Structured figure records

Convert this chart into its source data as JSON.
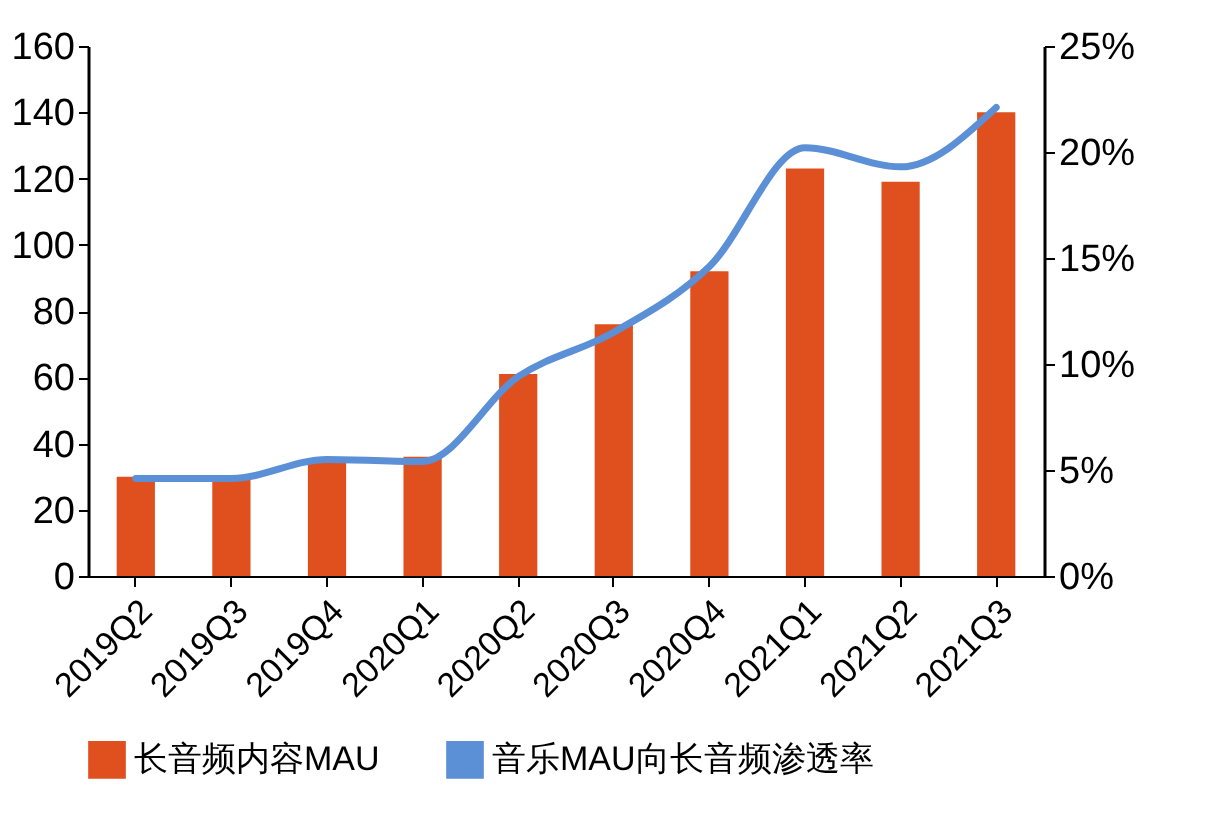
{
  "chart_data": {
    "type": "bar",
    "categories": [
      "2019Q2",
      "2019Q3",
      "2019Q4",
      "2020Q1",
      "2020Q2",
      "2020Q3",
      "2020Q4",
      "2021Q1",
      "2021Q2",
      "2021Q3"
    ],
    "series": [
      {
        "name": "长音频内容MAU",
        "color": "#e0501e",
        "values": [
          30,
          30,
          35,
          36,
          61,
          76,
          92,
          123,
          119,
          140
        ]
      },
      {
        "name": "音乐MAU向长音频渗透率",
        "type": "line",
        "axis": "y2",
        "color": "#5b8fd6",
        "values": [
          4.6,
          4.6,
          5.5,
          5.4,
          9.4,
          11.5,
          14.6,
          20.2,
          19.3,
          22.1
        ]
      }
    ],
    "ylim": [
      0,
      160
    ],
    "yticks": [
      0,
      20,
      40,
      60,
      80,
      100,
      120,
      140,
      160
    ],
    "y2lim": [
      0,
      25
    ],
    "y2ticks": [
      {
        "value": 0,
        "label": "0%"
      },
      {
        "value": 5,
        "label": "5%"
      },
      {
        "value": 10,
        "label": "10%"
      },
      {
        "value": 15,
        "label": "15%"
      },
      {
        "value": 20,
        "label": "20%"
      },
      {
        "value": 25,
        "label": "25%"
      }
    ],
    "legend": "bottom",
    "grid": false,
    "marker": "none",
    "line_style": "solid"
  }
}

=== Task details ===
Print the complete listing exactly, apart from any pictures.

=== Finished answer ===
Convert this chart into its source data as JSON.
{
  "chart_data": {
    "type": "bar",
    "categories": [
      "2019Q2",
      "2019Q3",
      "2019Q4",
      "2020Q1",
      "2020Q2",
      "2020Q3",
      "2020Q4",
      "2021Q1",
      "2021Q2",
      "2021Q3"
    ],
    "series": [
      {
        "name": "长音频内容MAU",
        "color": "#e0501e",
        "values": [
          30,
          30,
          35,
          36,
          61,
          76,
          92,
          123,
          119,
          140
        ]
      },
      {
        "name": "音乐MAU向长音频渗透率",
        "type": "line",
        "axis": "y2",
        "color": "#5b8fd6",
        "values": [
          4.6,
          4.6,
          5.5,
          5.4,
          9.4,
          11.5,
          14.6,
          20.2,
          19.3,
          22.1
        ]
      }
    ],
    "ylim": [
      0,
      160
    ],
    "yticks": [
      0,
      20,
      40,
      60,
      80,
      100,
      120,
      140,
      160
    ],
    "y2lim": [
      0,
      25
    ],
    "y2ticks": [
      {
        "value": 0,
        "label": "0%"
      },
      {
        "value": 5,
        "label": "5%"
      },
      {
        "value": 10,
        "label": "10%"
      },
      {
        "value": 15,
        "label": "15%"
      },
      {
        "value": 20,
        "label": "20%"
      },
      {
        "value": 25,
        "label": "25%"
      }
    ],
    "legend": "bottom",
    "grid": false,
    "marker": "none",
    "line_style": "solid"
  }
}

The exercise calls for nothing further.